**WHAT IS BEING ASKED:**
Take the data that follows and retype it word for word.

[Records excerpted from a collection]
____

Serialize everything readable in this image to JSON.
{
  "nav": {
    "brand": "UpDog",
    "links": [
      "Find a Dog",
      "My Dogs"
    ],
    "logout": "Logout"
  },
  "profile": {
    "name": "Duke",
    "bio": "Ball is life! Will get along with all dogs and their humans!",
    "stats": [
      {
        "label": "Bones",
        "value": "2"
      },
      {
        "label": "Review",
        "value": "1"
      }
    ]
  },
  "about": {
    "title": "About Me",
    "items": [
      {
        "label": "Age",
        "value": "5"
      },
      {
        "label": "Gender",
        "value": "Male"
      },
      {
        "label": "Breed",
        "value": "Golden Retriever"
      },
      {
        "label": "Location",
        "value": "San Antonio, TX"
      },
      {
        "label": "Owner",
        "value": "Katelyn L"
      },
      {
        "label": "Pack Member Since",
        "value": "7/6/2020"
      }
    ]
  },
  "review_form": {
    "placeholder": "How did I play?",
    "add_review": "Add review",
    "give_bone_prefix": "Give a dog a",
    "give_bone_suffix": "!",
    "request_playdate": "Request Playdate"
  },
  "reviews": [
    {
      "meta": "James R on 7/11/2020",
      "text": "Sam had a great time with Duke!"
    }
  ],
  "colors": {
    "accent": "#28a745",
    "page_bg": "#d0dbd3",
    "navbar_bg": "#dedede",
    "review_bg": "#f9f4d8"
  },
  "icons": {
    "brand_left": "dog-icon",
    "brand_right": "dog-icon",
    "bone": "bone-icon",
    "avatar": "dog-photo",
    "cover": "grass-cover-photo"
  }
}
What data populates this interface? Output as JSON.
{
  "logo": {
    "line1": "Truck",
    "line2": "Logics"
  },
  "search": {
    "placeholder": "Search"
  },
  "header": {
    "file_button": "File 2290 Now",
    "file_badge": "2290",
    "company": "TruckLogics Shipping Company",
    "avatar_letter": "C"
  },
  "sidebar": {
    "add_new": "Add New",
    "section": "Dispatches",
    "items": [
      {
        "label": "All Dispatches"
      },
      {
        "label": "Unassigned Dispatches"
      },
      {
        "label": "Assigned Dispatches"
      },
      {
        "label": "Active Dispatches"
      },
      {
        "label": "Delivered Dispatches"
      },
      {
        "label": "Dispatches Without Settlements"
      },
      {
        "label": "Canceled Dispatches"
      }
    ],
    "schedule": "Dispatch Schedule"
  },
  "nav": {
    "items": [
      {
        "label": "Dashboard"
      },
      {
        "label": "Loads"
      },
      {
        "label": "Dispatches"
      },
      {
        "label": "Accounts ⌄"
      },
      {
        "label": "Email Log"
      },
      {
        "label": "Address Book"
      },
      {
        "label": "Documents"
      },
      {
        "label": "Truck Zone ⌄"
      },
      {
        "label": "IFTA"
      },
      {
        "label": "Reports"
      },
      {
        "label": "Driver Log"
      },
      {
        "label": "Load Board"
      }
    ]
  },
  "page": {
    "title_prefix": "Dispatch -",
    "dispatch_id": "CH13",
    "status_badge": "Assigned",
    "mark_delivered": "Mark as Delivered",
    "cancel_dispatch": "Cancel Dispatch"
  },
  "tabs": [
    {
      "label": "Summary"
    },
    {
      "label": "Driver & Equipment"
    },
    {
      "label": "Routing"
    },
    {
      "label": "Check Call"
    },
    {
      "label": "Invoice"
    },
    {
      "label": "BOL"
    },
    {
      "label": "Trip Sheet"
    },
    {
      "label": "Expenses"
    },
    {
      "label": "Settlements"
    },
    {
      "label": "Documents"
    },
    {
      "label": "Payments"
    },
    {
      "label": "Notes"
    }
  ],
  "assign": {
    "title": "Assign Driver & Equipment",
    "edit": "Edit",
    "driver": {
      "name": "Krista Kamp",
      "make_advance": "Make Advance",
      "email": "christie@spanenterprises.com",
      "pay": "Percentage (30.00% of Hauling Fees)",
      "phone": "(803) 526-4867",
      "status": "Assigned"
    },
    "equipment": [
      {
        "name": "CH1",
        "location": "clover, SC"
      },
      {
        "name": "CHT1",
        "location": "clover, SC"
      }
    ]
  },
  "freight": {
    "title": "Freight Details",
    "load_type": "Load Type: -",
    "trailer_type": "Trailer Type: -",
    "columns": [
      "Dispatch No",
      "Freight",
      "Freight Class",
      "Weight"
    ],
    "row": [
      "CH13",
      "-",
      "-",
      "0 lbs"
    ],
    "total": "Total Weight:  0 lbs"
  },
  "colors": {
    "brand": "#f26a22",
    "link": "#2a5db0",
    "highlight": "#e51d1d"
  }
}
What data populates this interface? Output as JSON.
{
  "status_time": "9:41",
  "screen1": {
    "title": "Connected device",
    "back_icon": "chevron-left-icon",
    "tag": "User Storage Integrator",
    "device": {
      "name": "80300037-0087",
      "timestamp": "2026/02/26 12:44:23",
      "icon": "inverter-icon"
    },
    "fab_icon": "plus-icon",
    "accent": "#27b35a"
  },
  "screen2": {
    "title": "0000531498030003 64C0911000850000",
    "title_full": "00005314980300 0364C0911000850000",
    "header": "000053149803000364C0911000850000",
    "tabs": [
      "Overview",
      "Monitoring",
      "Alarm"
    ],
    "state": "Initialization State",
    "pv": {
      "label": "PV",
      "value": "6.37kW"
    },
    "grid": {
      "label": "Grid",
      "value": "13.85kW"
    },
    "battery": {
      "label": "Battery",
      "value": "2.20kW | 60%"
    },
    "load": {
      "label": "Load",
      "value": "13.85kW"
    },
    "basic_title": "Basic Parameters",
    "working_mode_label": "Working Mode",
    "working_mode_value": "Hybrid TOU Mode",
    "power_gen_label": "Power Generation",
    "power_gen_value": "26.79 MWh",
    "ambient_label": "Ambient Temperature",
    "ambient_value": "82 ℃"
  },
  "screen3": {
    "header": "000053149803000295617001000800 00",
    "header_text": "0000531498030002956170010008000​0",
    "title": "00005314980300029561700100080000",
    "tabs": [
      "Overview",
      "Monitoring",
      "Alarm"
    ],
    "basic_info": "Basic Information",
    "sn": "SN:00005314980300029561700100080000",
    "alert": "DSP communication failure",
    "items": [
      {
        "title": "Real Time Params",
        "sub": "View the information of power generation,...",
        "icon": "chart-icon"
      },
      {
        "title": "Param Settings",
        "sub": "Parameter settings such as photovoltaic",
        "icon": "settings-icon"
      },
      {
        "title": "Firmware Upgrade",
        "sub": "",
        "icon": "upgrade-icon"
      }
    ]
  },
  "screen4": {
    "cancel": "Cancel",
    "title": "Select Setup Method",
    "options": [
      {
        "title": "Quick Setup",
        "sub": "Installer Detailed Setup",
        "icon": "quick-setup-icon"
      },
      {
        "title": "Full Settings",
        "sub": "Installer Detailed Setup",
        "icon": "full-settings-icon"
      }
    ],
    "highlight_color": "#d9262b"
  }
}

____

**EXPECTED ANSWER:**
Serialize everything readable in this image to JSON.
{
  "nav": {
    "brand": "UpDog",
    "links": [
      "Find a Dog",
      "My Dogs"
    ],
    "logout": "Logout"
  },
  "profile": {
    "name": "Duke",
    "bio": "Ball is life! Will get along with all dogs and their humans!",
    "stats": [
      {
        "label": "Bones",
        "value": "2"
      },
      {
        "label": "Review",
        "value": "1"
      }
    ]
  },
  "about": {
    "title": "About Me",
    "items": [
      {
        "label": "Age",
        "value": "5"
      },
      {
        "label": "Gender",
        "value": "Male"
      },
      {
        "label": "Breed",
        "value": "Golden Retriever"
      },
      {
        "label": "Location",
        "value": "San Antonio, TX"
      },
      {
        "label": "Owner",
        "value": "Katelyn L"
      },
      {
        "label": "Pack Member Since",
        "value": "7/6/2020"
      }
    ]
  },
  "review_form": {
    "placeholder": "How did I play?",
    "add_review": "Add review",
    "give_bone_prefix": "Give a dog a",
    "give_bone_suffix": "!",
    "request_playdate": "Request Playdate"
  },
  "reviews": [
    {
      "meta": "James R on 7/11/2020",
      "text": "Sam had a great time with Duke!"
    }
  ],
  "colors": {
    "accent": "#28a745",
    "page_bg": "#d0dbd3",
    "navbar_bg": "#dedede",
    "review_bg": "#f9f4d8"
  },
  "icons": {
    "brand_left": "dog-icon",
    "brand_right": "dog-icon",
    "bone": "bone-icon",
    "avatar": "dog-photo",
    "cover": "grass-cover-photo"
  }
}
What data populates this interface? Output as JSON.
{
  "logo": {
    "line1": "Truck",
    "line2": "Logics"
  },
  "search": {
    "placeholder": "Search"
  },
  "header": {
    "file_button": "File 2290 Now",
    "file_badge": "2290",
    "company": "TruckLogics Shipping Company",
    "avatar_letter": "C"
  },
  "sidebar": {
    "add_new": "Add New",
    "section": "Dispatches",
    "items": [
      {
        "label": "All Dispatches"
      },
      {
        "label": "Unassigned Dispatches"
      },
      {
        "label": "Assigned Dispatches"
      },
      {
        "label": "Active Dispatches"
      },
      {
        "label": "Delivered Dispatches"
      },
      {
        "label": "Dispatches Without Settlements"
      },
      {
        "label": "Canceled Dispatches"
      }
    ],
    "schedule": "Dispatch Schedule"
  },
  "nav": {
    "items": [
      {
        "label": "Dashboard"
      },
      {
        "label": "Loads"
      },
      {
        "label": "Dispatches"
      },
      {
        "label": "Accounts ⌄"
      },
      {
        "label": "Email Log"
      },
      {
        "label": "Address Book"
      },
      {
        "label": "Documents"
      },
      {
        "label": "Truck Zone ⌄"
      },
      {
        "label": "IFTA"
      },
      {
        "label": "Reports"
      },
      {
        "label": "Driver Log"
      },
      {
        "label": "Load Board"
      }
    ]
  },
  "page": {
    "title_prefix": "Dispatch -",
    "dispatch_id": "CH13",
    "status_badge": "Assigned",
    "mark_delivered": "Mark as Delivered",
    "cancel_dispatch": "Cancel Dispatch"
  },
  "tabs": [
    {
      "label": "Summary"
    },
    {
      "label": "Driver & Equipment"
    },
    {
      "label": "Routing"
    },
    {
      "label": "Check Call"
    },
    {
      "label": "Invoice"
    },
    {
      "label": "BOL"
    },
    {
      "label": "Trip Sheet"
    },
    {
      "label": "Expenses"
    },
    {
      "label": "Settlements"
    },
    {
      "label": "Documents"
    },
    {
      "label": "Payments"
    },
    {
      "label": "Notes"
    }
  ],
  "assign": {
    "title": "Assign Driver & Equipment",
    "edit": "Edit",
    "driver": {
      "name": "Krista Kamp",
      "make_advance": "Make Advance",
      "email": "christie@spanenterprises.com",
      "pay": "Percentage (30.00% of Hauling Fees)",
      "phone": "(803) 526-4867",
      "status": "Assigned"
    },
    "equipment": [
      {
        "name": "CH1",
        "location": "clover, SC"
      },
      {
        "name": "CHT1",
        "location": "clover, SC"
      }
    ]
  },
  "freight": {
    "title": "Freight Details",
    "load_type": "Load Type: -",
    "trailer_type": "Trailer Type: -",
    "columns": [
      "Dispatch No",
      "Freight",
      "Freight Class",
      "Weight"
    ],
    "row": [
      "CH13",
      "-",
      "-",
      "0 lbs"
    ],
    "total": "Total Weight:  0 lbs"
  },
  "colors": {
    "brand": "#f26a22",
    "link": "#2a5db0",
    "highlight": "#e51d1d"
  }
}
What data populates this interface? Output as JSON.
{
  "status_time": "9:41",
  "screen1": {
    "title": "Connected device",
    "back_icon": "chevron-left-icon",
    "tag": "User Storage Integrator",
    "device": {
      "name": "80300037-0087",
      "timestamp": "2026/02/26 12:44:23",
      "icon": "inverter-icon"
    },
    "fab_icon": "plus-icon",
    "accent": "#27b35a"
  },
  "screen2": {
    "title": "0000531498030003 64C0911000850000",
    "title_full": "00005314980300 0364C0911000850000",
    "header": "000053149803000364C0911000850000",
    "tabs": [
      "Overview",
      "Monitoring",
      "Alarm"
    ],
    "state": "Initialization State",
    "pv": {
      "label": "PV",
      "value": "6.37kW"
    },
    "grid": {
      "label": "Grid",
      "value": "13.85kW"
    },
    "battery": {
      "label": "Battery",
      "value": "2.20kW | 60%"
    },
    "load": {
      "label": "Load",
      "value": "13.85kW"
    },
    "basic_title": "Basic Parameters",
    "working_mode_label": "Working Mode",
    "working_mode_value": "Hybrid TOU Mode",
    "power_gen_label": "Power Generation",
    "power_gen_value": "26.79 MWh",
    "ambient_label": "Ambient Temperature",
    "ambient_value": "82 ℃"
  },
  "screen3": {
    "header": "000053149803000295617001000800 00",
    "header_text": "0000531498030002956170010008000​0",
    "title": "00005314980300029561700100080000",
    "tabs": [
      "Overview",
      "Monitoring",
      "Alarm"
    ],
    "basic_info": "Basic Information",
    "sn": "SN:00005314980300029561700100080000",
    "alert": "DSP communication failure",
    "items": [
      {
        "title": "Real Time Params",
        "sub": "View the information of power generation,...",
        "icon": "chart-icon"
      },
      {
        "title": "Param Settings",
        "sub": "Parameter settings such as photovoltaic",
        "icon": "settings-icon"
      },
      {
        "title": "Firmware Upgrade",
        "sub": "",
        "icon": "upgrade-icon"
      }
    ]
  },
  "screen4": {
    "cancel": "Cancel",
    "title": "Select Setup Method",
    "options": [
      {
        "title": "Quick Setup",
        "sub": "Installer Detailed Setup",
        "icon": "quick-setup-icon"
      },
      {
        "title": "Full Settings",
        "sub": "Installer Detailed Setup",
        "icon": "full-settings-icon"
      }
    ],
    "highlight_color": "#d9262b"
  }
}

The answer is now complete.